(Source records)
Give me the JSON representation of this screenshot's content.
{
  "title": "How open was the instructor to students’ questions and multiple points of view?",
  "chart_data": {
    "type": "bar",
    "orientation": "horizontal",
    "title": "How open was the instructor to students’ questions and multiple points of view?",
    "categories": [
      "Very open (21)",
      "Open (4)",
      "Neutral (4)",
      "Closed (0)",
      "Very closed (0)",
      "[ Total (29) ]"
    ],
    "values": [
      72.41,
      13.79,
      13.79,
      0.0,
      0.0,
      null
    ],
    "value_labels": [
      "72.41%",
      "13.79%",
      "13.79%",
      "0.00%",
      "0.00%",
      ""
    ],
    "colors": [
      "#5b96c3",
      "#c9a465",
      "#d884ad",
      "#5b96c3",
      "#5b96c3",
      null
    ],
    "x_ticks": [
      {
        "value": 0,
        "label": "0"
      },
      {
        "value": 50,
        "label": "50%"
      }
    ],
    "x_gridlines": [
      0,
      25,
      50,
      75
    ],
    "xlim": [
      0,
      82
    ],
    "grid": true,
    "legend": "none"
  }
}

● TASK BRIEF:
Extract every line above containing the word "questions".

● SOLUTION TO THE EXERCISE:
  "title": "How open was the instructor to students’ questions and multiple points of view?",
    "title": "How open was the instructor to students’ questions and multiple points of view?",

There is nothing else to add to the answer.